Records from a data source
----

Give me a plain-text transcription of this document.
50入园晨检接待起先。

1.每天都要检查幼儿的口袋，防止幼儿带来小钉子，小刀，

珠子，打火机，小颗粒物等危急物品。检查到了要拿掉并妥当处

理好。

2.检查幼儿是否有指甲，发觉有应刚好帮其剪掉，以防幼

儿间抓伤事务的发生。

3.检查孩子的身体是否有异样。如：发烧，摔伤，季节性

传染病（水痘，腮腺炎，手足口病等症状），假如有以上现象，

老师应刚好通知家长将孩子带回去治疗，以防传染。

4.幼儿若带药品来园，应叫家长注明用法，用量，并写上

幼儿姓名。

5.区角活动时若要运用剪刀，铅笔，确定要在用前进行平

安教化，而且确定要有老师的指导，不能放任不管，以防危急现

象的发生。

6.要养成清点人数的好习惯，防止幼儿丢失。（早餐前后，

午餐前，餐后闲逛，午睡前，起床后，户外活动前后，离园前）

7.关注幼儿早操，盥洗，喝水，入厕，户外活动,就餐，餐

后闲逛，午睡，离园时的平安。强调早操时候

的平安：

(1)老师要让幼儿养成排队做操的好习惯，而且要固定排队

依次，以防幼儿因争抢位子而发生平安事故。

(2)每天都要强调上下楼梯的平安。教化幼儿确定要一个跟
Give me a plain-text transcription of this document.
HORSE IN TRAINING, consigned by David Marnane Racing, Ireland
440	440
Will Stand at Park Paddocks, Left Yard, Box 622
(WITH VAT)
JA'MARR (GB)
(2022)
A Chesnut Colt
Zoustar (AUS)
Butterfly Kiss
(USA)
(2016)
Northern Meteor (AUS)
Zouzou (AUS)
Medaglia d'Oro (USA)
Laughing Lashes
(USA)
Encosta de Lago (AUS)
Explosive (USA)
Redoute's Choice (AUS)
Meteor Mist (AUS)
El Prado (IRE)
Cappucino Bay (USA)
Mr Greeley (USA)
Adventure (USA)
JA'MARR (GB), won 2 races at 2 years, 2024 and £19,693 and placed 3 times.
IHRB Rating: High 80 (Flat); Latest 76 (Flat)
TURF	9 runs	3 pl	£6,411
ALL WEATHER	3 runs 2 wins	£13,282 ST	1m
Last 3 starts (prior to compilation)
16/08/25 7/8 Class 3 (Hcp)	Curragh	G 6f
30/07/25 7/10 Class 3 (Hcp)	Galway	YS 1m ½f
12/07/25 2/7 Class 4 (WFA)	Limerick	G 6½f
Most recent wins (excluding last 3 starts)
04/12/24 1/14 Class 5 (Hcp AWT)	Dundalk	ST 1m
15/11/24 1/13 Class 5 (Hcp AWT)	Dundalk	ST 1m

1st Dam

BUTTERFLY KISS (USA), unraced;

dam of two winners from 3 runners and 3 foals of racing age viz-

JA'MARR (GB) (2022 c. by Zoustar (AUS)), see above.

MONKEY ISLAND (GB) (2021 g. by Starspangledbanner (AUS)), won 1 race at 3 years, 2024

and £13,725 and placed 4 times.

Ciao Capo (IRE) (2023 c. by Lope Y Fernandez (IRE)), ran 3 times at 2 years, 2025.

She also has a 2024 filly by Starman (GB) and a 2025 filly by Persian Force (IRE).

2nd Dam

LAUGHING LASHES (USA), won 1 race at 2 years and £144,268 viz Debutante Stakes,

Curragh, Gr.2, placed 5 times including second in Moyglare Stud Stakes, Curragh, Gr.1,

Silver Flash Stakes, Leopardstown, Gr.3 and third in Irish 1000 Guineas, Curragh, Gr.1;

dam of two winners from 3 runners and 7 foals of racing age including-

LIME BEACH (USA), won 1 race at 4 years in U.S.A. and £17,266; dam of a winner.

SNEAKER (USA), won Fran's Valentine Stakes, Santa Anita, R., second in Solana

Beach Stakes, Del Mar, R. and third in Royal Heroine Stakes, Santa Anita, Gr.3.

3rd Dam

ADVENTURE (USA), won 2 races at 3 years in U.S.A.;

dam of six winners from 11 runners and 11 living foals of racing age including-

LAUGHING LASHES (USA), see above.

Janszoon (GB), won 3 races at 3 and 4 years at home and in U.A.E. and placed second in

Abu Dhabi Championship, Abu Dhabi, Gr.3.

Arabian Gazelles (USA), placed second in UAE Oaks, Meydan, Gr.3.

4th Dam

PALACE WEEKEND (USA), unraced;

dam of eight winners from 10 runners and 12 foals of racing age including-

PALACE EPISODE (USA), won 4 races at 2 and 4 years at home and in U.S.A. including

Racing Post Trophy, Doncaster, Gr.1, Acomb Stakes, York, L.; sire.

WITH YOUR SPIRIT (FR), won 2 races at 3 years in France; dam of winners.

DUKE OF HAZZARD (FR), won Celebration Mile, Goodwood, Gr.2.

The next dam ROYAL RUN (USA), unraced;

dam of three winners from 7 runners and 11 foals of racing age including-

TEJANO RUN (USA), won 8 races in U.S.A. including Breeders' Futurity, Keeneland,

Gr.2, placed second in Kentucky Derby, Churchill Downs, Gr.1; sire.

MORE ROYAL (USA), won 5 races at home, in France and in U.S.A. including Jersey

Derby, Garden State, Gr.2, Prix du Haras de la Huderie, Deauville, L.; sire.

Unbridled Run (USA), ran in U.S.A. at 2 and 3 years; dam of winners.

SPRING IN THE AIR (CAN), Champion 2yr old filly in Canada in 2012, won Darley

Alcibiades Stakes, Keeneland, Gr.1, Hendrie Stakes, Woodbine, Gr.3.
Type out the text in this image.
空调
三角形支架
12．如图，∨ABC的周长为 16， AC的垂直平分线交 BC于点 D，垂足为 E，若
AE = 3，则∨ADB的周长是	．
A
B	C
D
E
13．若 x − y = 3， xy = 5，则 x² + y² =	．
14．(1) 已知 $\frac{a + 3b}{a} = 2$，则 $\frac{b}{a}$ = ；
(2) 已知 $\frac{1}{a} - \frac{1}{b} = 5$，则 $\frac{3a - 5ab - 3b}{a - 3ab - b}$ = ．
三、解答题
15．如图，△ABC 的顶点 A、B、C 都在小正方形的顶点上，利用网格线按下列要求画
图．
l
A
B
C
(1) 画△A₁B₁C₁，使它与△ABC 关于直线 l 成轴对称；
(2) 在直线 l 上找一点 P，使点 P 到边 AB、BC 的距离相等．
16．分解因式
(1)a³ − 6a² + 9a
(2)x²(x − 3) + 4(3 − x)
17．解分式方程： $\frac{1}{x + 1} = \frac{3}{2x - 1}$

----

Identify how many lines in the entries above include the string "sire", then state that number alone.

3